> _Data supplied_:
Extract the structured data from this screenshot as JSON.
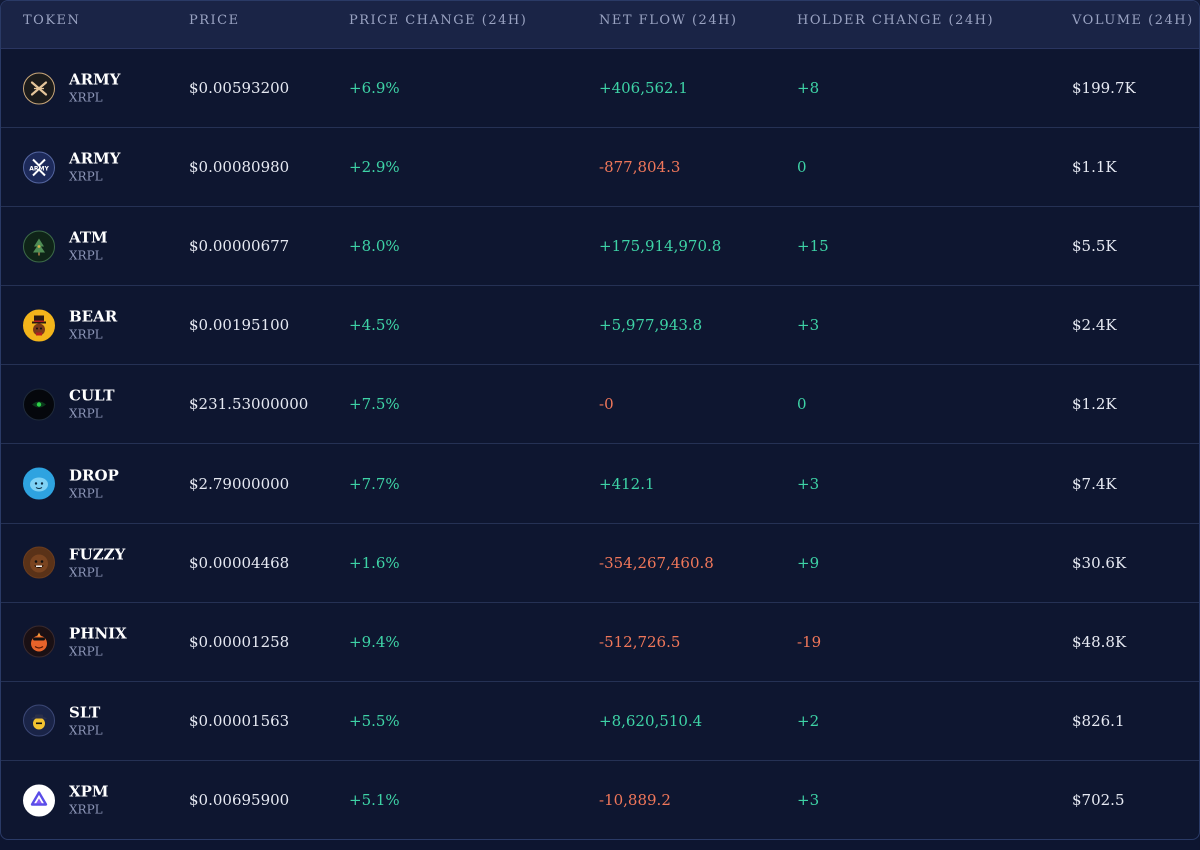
{
  "header": {
    "token": "TOKEN",
    "price": "PRICE",
    "change": "PRICE CHANGE (24H)",
    "flow": "NET FLOW (24H)",
    "holder": "HOLDER CHANGE (24H)",
    "volume": "VOLUME (24H)"
  },
  "colors": {
    "positive": "#3ed3a6",
    "negative": "#f0775a",
    "background": "#0e1630"
  },
  "rows": [
    {
      "symbol": "ARMY",
      "chain": "XRPL",
      "icon": "army-crossed-swords-icon",
      "price": "$0.00593200",
      "change": "+6.9%",
      "flow": "+406,562.1",
      "holder": "+8",
      "volume": "$199.7K"
    },
    {
      "symbol": "ARMY",
      "chain": "XRPL",
      "icon": "army-xrp-icon",
      "price": "$0.00080980",
      "change": "+2.9%",
      "flow": "-877,804.3",
      "holder": "0",
      "volume": "$1.1K"
    },
    {
      "symbol": "ATM",
      "chain": "XRPL",
      "icon": "atm-tree-icon",
      "price": "$0.00000677",
      "change": "+8.0%",
      "flow": "+175,914,970.8",
      "holder": "+15",
      "volume": "$5.5K"
    },
    {
      "symbol": "BEAR",
      "chain": "XRPL",
      "icon": "bear-tophat-icon",
      "price": "$0.00195100",
      "change": "+4.5%",
      "flow": "+5,977,943.8",
      "holder": "+3",
      "volume": "$2.4K"
    },
    {
      "symbol": "CULT",
      "chain": "XRPL",
      "icon": "cult-eye-icon",
      "price": "$231.53000000",
      "change": "+7.5%",
      "flow": "-0",
      "holder": "0",
      "volume": "$1.2K"
    },
    {
      "symbol": "DROP",
      "chain": "XRPL",
      "icon": "drop-blob-icon",
      "price": "$2.79000000",
      "change": "+7.7%",
      "flow": "+412.1",
      "holder": "+3",
      "volume": "$7.4K"
    },
    {
      "symbol": "FUZZY",
      "chain": "XRPL",
      "icon": "fuzzy-bear-icon",
      "price": "$0.00004468",
      "change": "+1.6%",
      "flow": "-354,267,460.8",
      "holder": "+9",
      "volume": "$30.6K"
    },
    {
      "symbol": "PHNIX",
      "chain": "XRPL",
      "icon": "phnix-bird-icon",
      "price": "$0.00001258",
      "change": "+9.4%",
      "flow": "-512,726.5",
      "holder": "-19",
      "volume": "$48.8K"
    },
    {
      "symbol": "SLT",
      "chain": "XRPL",
      "icon": "slt-hat-icon",
      "price": "$0.00001563",
      "change": "+5.5%",
      "flow": "+8,620,510.4",
      "holder": "+2",
      "volume": "$826.1"
    },
    {
      "symbol": "XPM",
      "chain": "XRPL",
      "icon": "xpm-logo-icon",
      "price": "$0.00695900",
      "change": "+5.1%",
      "flow": "-10,889.2",
      "holder": "+3",
      "volume": "$702.5"
    }
  ]
}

> _Goal_:
Restate every record exactly, please; do not copy the pictures.

> _Exercise output_:
Extract the structured data from this screenshot as JSON.
{
  "header": {
    "token": "TOKEN",
    "price": "PRICE",
    "change": "PRICE CHANGE (24H)",
    "flow": "NET FLOW (24H)",
    "holder": "HOLDER CHANGE (24H)",
    "volume": "VOLUME (24H)"
  },
  "colors": {
    "positive": "#3ed3a6",
    "negative": "#f0775a",
    "background": "#0e1630"
  },
  "rows": [
    {
      "symbol": "ARMY",
      "chain": "XRPL",
      "icon": "army-crossed-swords-icon",
      "price": "$0.00593200",
      "change": "+6.9%",
      "flow": "+406,562.1",
      "holder": "+8",
      "volume": "$199.7K"
    },
    {
      "symbol": "ARMY",
      "chain": "XRPL",
      "icon": "army-xrp-icon",
      "price": "$0.00080980",
      "change": "+2.9%",
      "flow": "-877,804.3",
      "holder": "0",
      "volume": "$1.1K"
    },
    {
      "symbol": "ATM",
      "chain": "XRPL",
      "icon": "atm-tree-icon",
      "price": "$0.00000677",
      "change": "+8.0%",
      "flow": "+175,914,970.8",
      "holder": "+15",
      "volume": "$5.5K"
    },
    {
      "symbol": "BEAR",
      "chain": "XRPL",
      "icon": "bear-tophat-icon",
      "price": "$0.00195100",
      "change": "+4.5%",
      "flow": "+5,977,943.8",
      "holder": "+3",
      "volume": "$2.4K"
    },
    {
      "symbol": "CULT",
      "chain": "XRPL",
      "icon": "cult-eye-icon",
      "price": "$231.53000000",
      "change": "+7.5%",
      "flow": "-0",
      "holder": "0",
      "volume": "$1.2K"
    },
    {
      "symbol": "DROP",
      "chain": "XRPL",
      "icon": "drop-blob-icon",
      "price": "$2.79000000",
      "change": "+7.7%",
      "flow": "+412.1",
      "holder": "+3",
      "volume": "$7.4K"
    },
    {
      "symbol": "FUZZY",
      "chain": "XRPL",
      "icon": "fuzzy-bear-icon",
      "price": "$0.00004468",
      "change": "+1.6%",
      "flow": "-354,267,460.8",
      "holder": "+9",
      "volume": "$30.6K"
    },
    {
      "symbol": "PHNIX",
      "chain": "XRPL",
      "icon": "phnix-bird-icon",
      "price": "$0.00001258",
      "change": "+9.4%",
      "flow": "-512,726.5",
      "holder": "-19",
      "volume": "$48.8K"
    },
    {
      "symbol": "SLT",
      "chain": "XRPL",
      "icon": "slt-hat-icon",
      "price": "$0.00001563",
      "change": "+5.5%",
      "flow": "+8,620,510.4",
      "holder": "+2",
      "volume": "$826.1"
    },
    {
      "symbol": "XPM",
      "chain": "XRPL",
      "icon": "xpm-logo-icon",
      "price": "$0.00695900",
      "change": "+5.1%",
      "flow": "-10,889.2",
      "holder": "+3",
      "volume": "$702.5"
    }
  ]
}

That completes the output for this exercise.